● Directions for this task
Copy out the rows below word for word, everything from the line containing "udk-code: УДК 821.111-312.4" down to the line containing "annotation-line: после чего", including both of those lines.

● Element region listings
__________

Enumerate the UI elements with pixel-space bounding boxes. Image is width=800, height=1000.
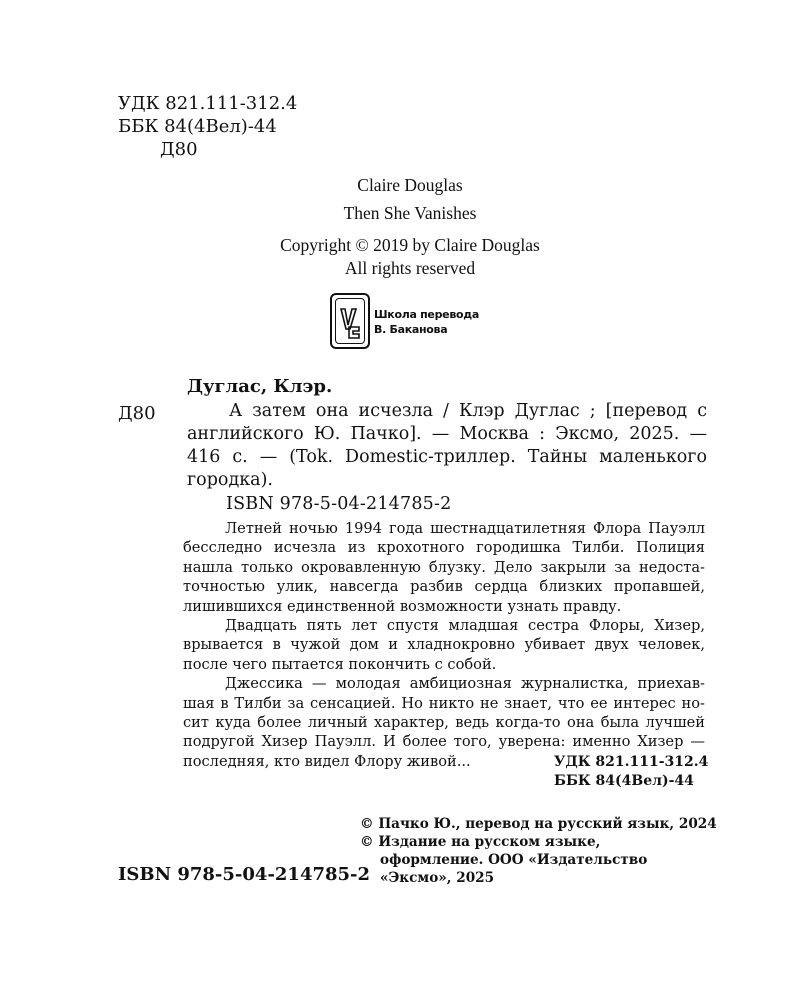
udk-code: УДК 821.111-312.4 — [118, 93, 298, 114]
bibliography-author: Дуглас, Клэр. — [187, 376, 333, 397]
annotation-line: последняя, кто видел Флору живой... — [183, 752, 471, 770]
bibliography-line: английского Ю. Пачко]. — Москва : Эксмо, 2025. — — [187, 424, 707, 444]
annotation-line: Летней ночью 1994 года шестнадцатилетняя Флора Пауэлл — [225, 520, 705, 537]
annotation-codes — [554, 753, 708, 791]
annotation-line: после чего пытается покончить с собой. — [183, 655, 497, 673]
annotation-line: врывается в чужой дом и хладнокровно убивает двух человек, — [183, 636, 705, 654]
edition-copyright-line-1: © Издание на русском языке, — [360, 834, 601, 850]
annotation-line: подругой Хизер Пауэлл. И более того, уверена: именно Хизер — — [183, 733, 705, 751]
edition-copyright-line-3: «Эксмо», 2025 — [380, 870, 495, 886]
translation-copyright: © Пачко Ю., перевод на русский язык, 2024 — [360, 816, 717, 832]
annotation-line: нашла только окровавленную блузку. Дело закрыли за недоста- — [183, 558, 705, 576]
annotation — [183, 519, 705, 771]
annotation-line: точностью улик, навсегда разбив сердца близких пропавшей, — [183, 578, 705, 596]
isbn-bottom: ISBN 978-5-04-214785-2 — [118, 864, 371, 885]
original-author: Claire Douglas — [357, 175, 463, 195]
school-of-translation-logo-icon — [330, 293, 370, 349]
bibliography-line: А затем она исчезла / Клэр Дуглас ; [перевод с — [229, 401, 707, 421]
bbk-code: ББК 84(4Вел)-44 — [118, 116, 277, 137]
bibliography-isbn: ISBN 978-5-04-214785-2 — [226, 494, 452, 514]
annotation-line: лишившихся единственной возможности узнать правду. — [183, 597, 622, 615]
annotation-line: сит куда более личный характер, ведь когда-то она была лучшей — [183, 714, 705, 732]
annotation-line: Джессика — молодая амбициозная журналистка, приехав- — [225, 675, 705, 693]
annotation-udk: УДК 821.111-312.4 — [554, 754, 709, 770]
logo-line-2: В. Баканова — [374, 323, 448, 336]
annotation-bbk: ББК 84(4Вел)-44 — [554, 773, 694, 789]
bibliography-line: городка). — [187, 470, 273, 490]
bibliography-description — [187, 400, 707, 492]
author-sign: Д80 — [160, 139, 198, 160]
bibliography-line: 416 с. — (Tok. Domestic-триллер. Тайны маленького — [187, 447, 707, 467]
original-title: Then She Vanishes — [343, 203, 477, 223]
original-copyright: Copyright © 2019 by Claire Douglas — [280, 235, 540, 255]
copyright-block — [360, 815, 717, 887]
logo-line-1: Школа перевода — [374, 308, 479, 321]
annotation-line: бесследно исчезла из крохотного городишка Тилби. Полиция — [183, 539, 705, 557]
bibliography-code: Д80 — [118, 403, 156, 424]
annotation-line: шая в Тилби за сенсацией. Но никто не знает, что ее интерес но- — [183, 694, 705, 712]
annotation-line: Двадцать пять лет спустя младшая сестра Флоры, Хизер, — [225, 617, 705, 635]
original-rights: All rights reserved — [344, 258, 476, 278]
edition-copyright-line-2: оформление. ООО «Издательство — [380, 852, 648, 868]
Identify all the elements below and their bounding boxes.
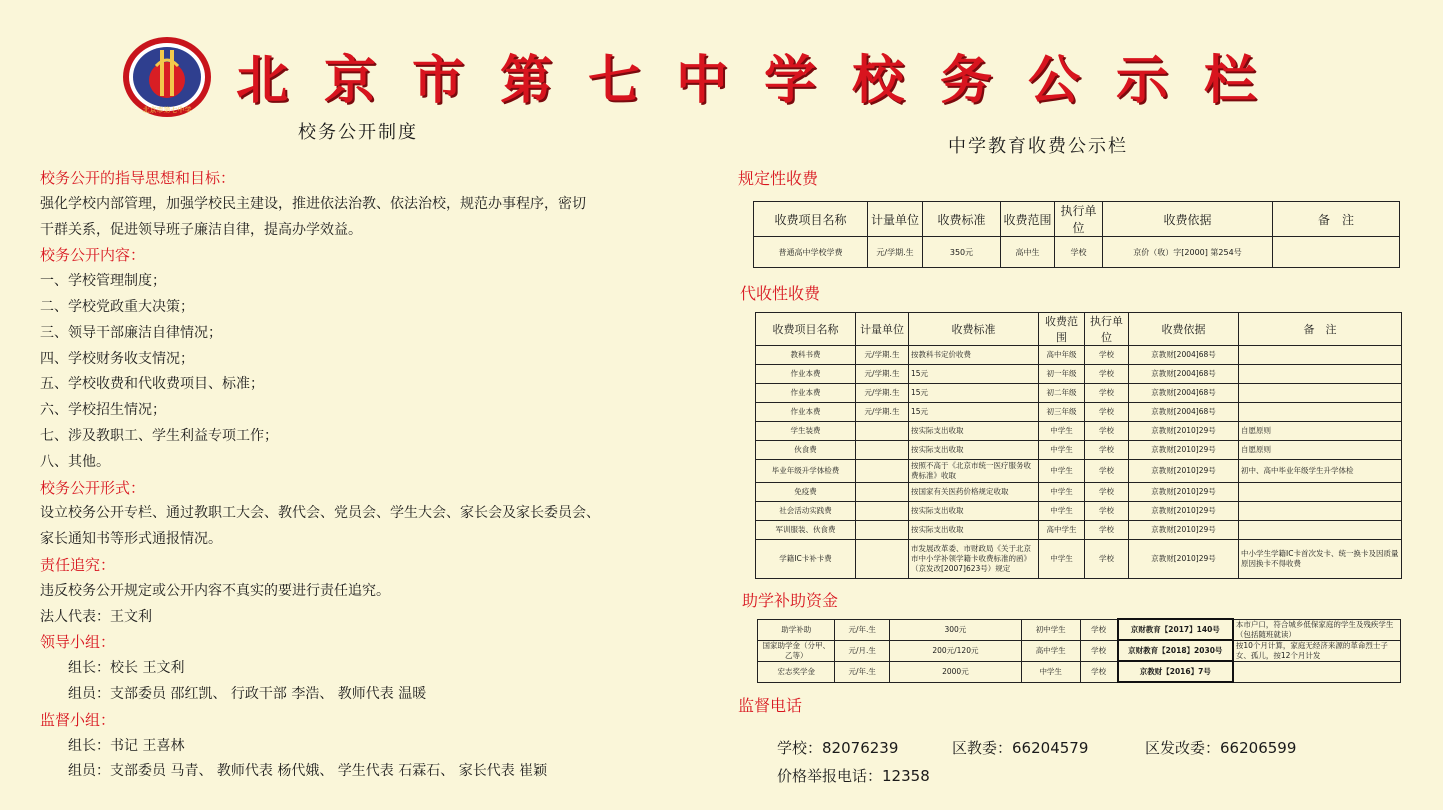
table-cell: 学校	[1085, 460, 1129, 483]
table-cell: 元/年.生	[835, 661, 889, 682]
table-cell: 按实际支出收取	[909, 502, 1039, 521]
mandatory-fees-heading: 规定性收费	[738, 169, 819, 188]
table-cell: 国家助学金（分甲、乙等）	[758, 640, 835, 661]
table-header-row	[754, 202, 1400, 237]
text-line: 三、领导干部廉洁自律情况；	[40, 324, 222, 341]
table-cell	[1239, 521, 1402, 540]
table-cell: 元/学期.生	[868, 237, 923, 268]
left-subtitle: 校务公开制度	[298, 122, 418, 143]
table-cell: 社会活动实践费	[756, 502, 856, 521]
page-title: 北京市第七中学校务公示栏	[236, 51, 1293, 111]
table-cell: 京教财[2010]29号	[1129, 521, 1239, 540]
table-cell	[1273, 237, 1400, 268]
table-cell: 300元	[889, 619, 1021, 640]
table-cell: 高中学生	[1021, 640, 1080, 661]
school-phone-label: 学校：	[777, 739, 823, 757]
table-cell: 京教财[2004]68号	[1129, 346, 1239, 365]
table-cell: 元/学期.生	[856, 403, 909, 422]
table-cell: 元/学期.生	[856, 365, 909, 384]
table-cell: 学校	[1080, 640, 1118, 661]
table-row	[756, 346, 1402, 365]
text-line: 六、学校招生情况；	[40, 402, 166, 419]
section-heading: 校务公开形式：	[40, 478, 146, 497]
table-cell: 按10个月计算，家庭无经济来源的革命烈士子女、孤儿，按12个月计发	[1233, 640, 1401, 661]
table-row	[756, 540, 1402, 579]
table-row	[758, 640, 1401, 661]
table-cell: 15元	[909, 365, 1039, 384]
text-line: 七、涉及教职工、学生利益专项工作；	[40, 427, 278, 444]
table-cell: 元/年.生	[835, 619, 889, 640]
table-row	[754, 237, 1400, 268]
table-cell: 元/月.生	[835, 640, 889, 661]
table-cell: 学校	[1080, 619, 1118, 640]
table-cell: 初中学生	[1021, 619, 1080, 640]
table-cell	[856, 460, 909, 483]
text-line: 五、学校收费和代收费项目、标准；	[40, 376, 264, 393]
school-logo	[122, 36, 212, 118]
table-cell: 京教财[2004]68号	[1129, 365, 1239, 384]
table-row	[756, 460, 1402, 483]
reform-phone-label: 区发改委：	[1145, 739, 1221, 757]
table-cell: 高中学生	[1039, 521, 1085, 540]
edu-phone-label: 区教委：	[952, 739, 1013, 757]
table-cell: 中学生	[1039, 483, 1085, 502]
section-heading: 校务公开的指导思想和目标：	[40, 169, 236, 187]
table-cell: 高中生	[1001, 237, 1055, 268]
table-cell: 学生装费	[756, 422, 856, 441]
table-cell: 中学生	[1039, 502, 1085, 521]
text-line: 强化学校内部管理，加强学校民主建设，推进依法治教、依法治校，规范办事程序，密切	[40, 195, 586, 212]
table-cell	[1239, 384, 1402, 403]
table-cell: 学校	[1085, 540, 1129, 579]
column-header: 收费范围	[1001, 202, 1055, 237]
table-row	[756, 365, 1402, 384]
table-cell: 学校	[1085, 502, 1129, 521]
table-row	[756, 502, 1402, 521]
table-cell: 学校	[1085, 441, 1129, 460]
table-cell	[856, 422, 909, 441]
column-header: 计量单位	[868, 202, 923, 237]
table-cell: 京教财[2010]29号	[1129, 460, 1239, 483]
section-heading: 校务公开内容：	[40, 246, 146, 265]
text-line: 设立校务公开专栏、通过教职工大会、教代会、党员会、学生大会、家长会及家长委员会、	[40, 505, 600, 522]
table-cell	[1239, 502, 1402, 521]
table-cell: 自愿原则	[1239, 422, 1402, 441]
column-header: 执行单位	[1085, 313, 1129, 346]
table-cell: 学校	[1085, 521, 1129, 540]
table-cell: 按实际支出收取	[909, 441, 1039, 460]
table-cell: 学校	[1085, 403, 1129, 422]
table-cell: 京教财[2004]68号	[1129, 403, 1239, 422]
table-cell: 200元/120元	[889, 640, 1021, 661]
column-header: 收费项目名称	[756, 313, 856, 346]
table-cell: 助学补助	[758, 619, 835, 640]
table-row	[756, 441, 1402, 460]
hotline-numbers	[777, 734, 1296, 790]
table-cell: 京教财[2010]29号	[1129, 441, 1239, 460]
text-line: 一、学校管理制度；	[40, 273, 166, 290]
table-cell: 中学生	[1039, 422, 1085, 441]
table-cell: 京教财[2010]29号	[1129, 422, 1239, 441]
table-cell: 15元	[909, 403, 1039, 422]
disclosure-policy	[40, 166, 700, 785]
table-cell: 京教财[2010]29号	[1129, 540, 1239, 579]
table-cell: 学校	[1085, 422, 1129, 441]
table-cell: 2000元	[889, 661, 1021, 682]
table-cell: 京教财[2010]29号	[1129, 502, 1239, 521]
table-cell: 中学生	[1039, 441, 1085, 460]
table-cell	[1239, 403, 1402, 422]
table-cell: 学校	[1055, 237, 1103, 268]
table-cell: 普通高中学校学费	[754, 237, 868, 268]
column-header: 收费依据	[1129, 313, 1239, 346]
table-cell: 京价（收）字[2000] 第254号	[1103, 237, 1273, 268]
table-cell: 京教财[2004]68号	[1129, 384, 1239, 403]
price-phone-label: 价格举报电话：	[777, 767, 883, 785]
table-row	[756, 521, 1402, 540]
right-subtitle: 中学教育收费公示栏	[948, 136, 1128, 157]
table-cell: 初一年级	[1039, 365, 1085, 384]
table-cell: 初中、高中毕业年级学生升学体检	[1239, 460, 1402, 483]
table-cell: 市发展改革委、市财政局《关于北京市中小学补领学籍卡收费标准的函》（京发改[2007]623号）规定	[909, 540, 1039, 579]
text-line: 组员：支部委员 邵红凯、 行政干部 李浩、 教师代表 温暖	[68, 685, 427, 702]
table-cell: 高中年级	[1039, 346, 1085, 365]
table-cell: 初三年级	[1039, 403, 1085, 422]
text-line: 八、其他。	[40, 453, 110, 470]
table-cell: 按国家有关医药价格规定收取	[909, 483, 1039, 502]
column-header: 收费范围	[1039, 313, 1085, 346]
table-cell: 学校	[1085, 365, 1129, 384]
text-line: 组长：校长 王文利	[68, 660, 185, 677]
column-header: 收费项目名称	[754, 202, 868, 237]
table-cell	[856, 521, 909, 540]
table-row	[758, 661, 1401, 682]
logo-text: 北京市第七中学	[142, 106, 192, 114]
column-header: 收费标准	[923, 202, 1001, 237]
table-cell: 自愿原则	[1239, 441, 1402, 460]
section-heading: 责任追究：	[40, 555, 116, 574]
table-cell	[1233, 661, 1401, 682]
column-header: 计量单位	[856, 313, 909, 346]
section-heading: 领导小组：	[40, 633, 116, 652]
table-cell: 学校	[1080, 661, 1118, 682]
column-header: 收费依据	[1103, 202, 1273, 237]
column-header: 执行单位	[1055, 202, 1103, 237]
table-cell: 作业本费	[756, 365, 856, 384]
table-cell: 作业本费	[756, 403, 856, 422]
aid-funds-table	[757, 618, 1401, 683]
table-cell: 作业本费	[756, 384, 856, 403]
edu-phone: 66204579	[1012, 739, 1089, 757]
table-cell: 京教财[2010]29号	[1129, 483, 1239, 502]
table-cell	[856, 540, 909, 579]
table-cell: 本市户口，符合城乡低保家庭的学生及残疾学生（包括随班就读）	[1233, 619, 1401, 640]
column-header: 备 注	[1273, 202, 1400, 237]
table-cell: 教科书费	[756, 346, 856, 365]
table-cell: 学校	[1085, 483, 1129, 502]
text-line: 组长：书记 王喜林	[68, 737, 185, 754]
text-line: 违反校务公开规定或公开内容不真实的要进行责任追究。	[40, 582, 390, 599]
school-phone: 82076239	[822, 739, 899, 757]
table-cell: 京财教育【2017】140号	[1118, 619, 1233, 640]
agency-fees-heading: 代收性收费	[740, 284, 821, 303]
table-row	[756, 483, 1402, 502]
table-cell: 军训服装、伙食费	[756, 521, 856, 540]
table-cell	[856, 441, 909, 460]
table-cell: 学籍IC卡补卡费	[756, 540, 856, 579]
aid-funds-heading: 助学补助资金	[742, 591, 839, 610]
table-cell: 学校	[1085, 384, 1129, 403]
table-cell: 中小学生学籍IC卡首次发卡、统一换卡及因质量原因换卡不得收费	[1239, 540, 1402, 579]
table-cell: 按照不高于《北京市统一医疗服务收费标准》收取	[909, 460, 1039, 483]
table-cell: 按实际支出收取	[909, 521, 1039, 540]
reform-phone: 66206599	[1220, 739, 1297, 757]
text-line: 干群关系，促进领导班子廉洁自律，提高办学效益。	[40, 221, 362, 238]
table-cell	[1239, 346, 1402, 365]
text-line: 二、学校党政重大决策；	[40, 298, 194, 315]
hotline-heading: 监督电话	[738, 696, 803, 715]
table-cell: 350元	[923, 237, 1001, 268]
table-cell	[856, 483, 909, 502]
table-cell: 免疫费	[756, 483, 856, 502]
table-cell: 宏志奖学金	[758, 661, 835, 682]
table-row	[756, 384, 1402, 403]
table-cell: 京财教育【2018】2030号	[1118, 640, 1233, 661]
table-cell: 学校	[1085, 346, 1129, 365]
table-cell: 毕业年级升学体检费	[756, 460, 856, 483]
column-header: 备 注	[1239, 313, 1402, 346]
table-row	[756, 422, 1402, 441]
table-header-row	[756, 313, 1402, 346]
table-cell: 伙食费	[756, 441, 856, 460]
text-line: 四、学校财务收支情况；	[40, 350, 194, 367]
table-cell: 中学生	[1039, 460, 1085, 483]
table-row	[756, 403, 1402, 422]
table-cell: 15元	[909, 384, 1039, 403]
agency-fees-table	[755, 312, 1402, 579]
text-line: 组员：支部委员 马青、 教师代表 杨代娥、 学生代表 石霖石、 家长代表 崔颖	[68, 763, 548, 780]
table-cell	[1239, 483, 1402, 502]
table-cell: 元/学期.生	[856, 346, 909, 365]
table-cell: 按实际支出收取	[909, 422, 1039, 441]
section-heading: 监督小组：	[40, 710, 116, 729]
mandatory-fees-table	[753, 201, 1400, 268]
table-cell: 元/学期.生	[856, 384, 909, 403]
table-cell	[856, 502, 909, 521]
price-phone: 12358	[882, 767, 930, 785]
table-cell: 按教科书定价收费	[909, 346, 1039, 365]
table-cell: 中学生	[1021, 661, 1080, 682]
table-cell	[1239, 365, 1402, 384]
text-line: 法人代表：王文利	[40, 608, 152, 625]
table-cell: 初二年级	[1039, 384, 1085, 403]
table-cell: 中学生	[1039, 540, 1085, 579]
text-line: 家长通知书等形式通报情况。	[40, 531, 222, 548]
table-cell: 京教财【2016】7号	[1118, 661, 1233, 682]
table-row	[758, 619, 1401, 640]
column-header: 收费标准	[909, 313, 1039, 346]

__________

● Exercise output
udk-code: УДК 821.111-312.4 — [118, 93, 298, 114]
bibliography-author: Дуглас, Клэр. — [187, 376, 333, 397]
annotation-line: последняя, кто видел Флору живой... — [183, 752, 471, 770]
bibliography-line: английского Ю. Пачко]. — Москва : Эксмо, 2025. — — [187, 424, 707, 444]
annotation-line: Летней ночью 1994 года шестнадцатилетняя Флора Пауэлл — [225, 520, 705, 537]
annotation-codes — [554, 753, 708, 791]
annotation-line: после чего пытается покончить с собой. — [183, 655, 497, 673]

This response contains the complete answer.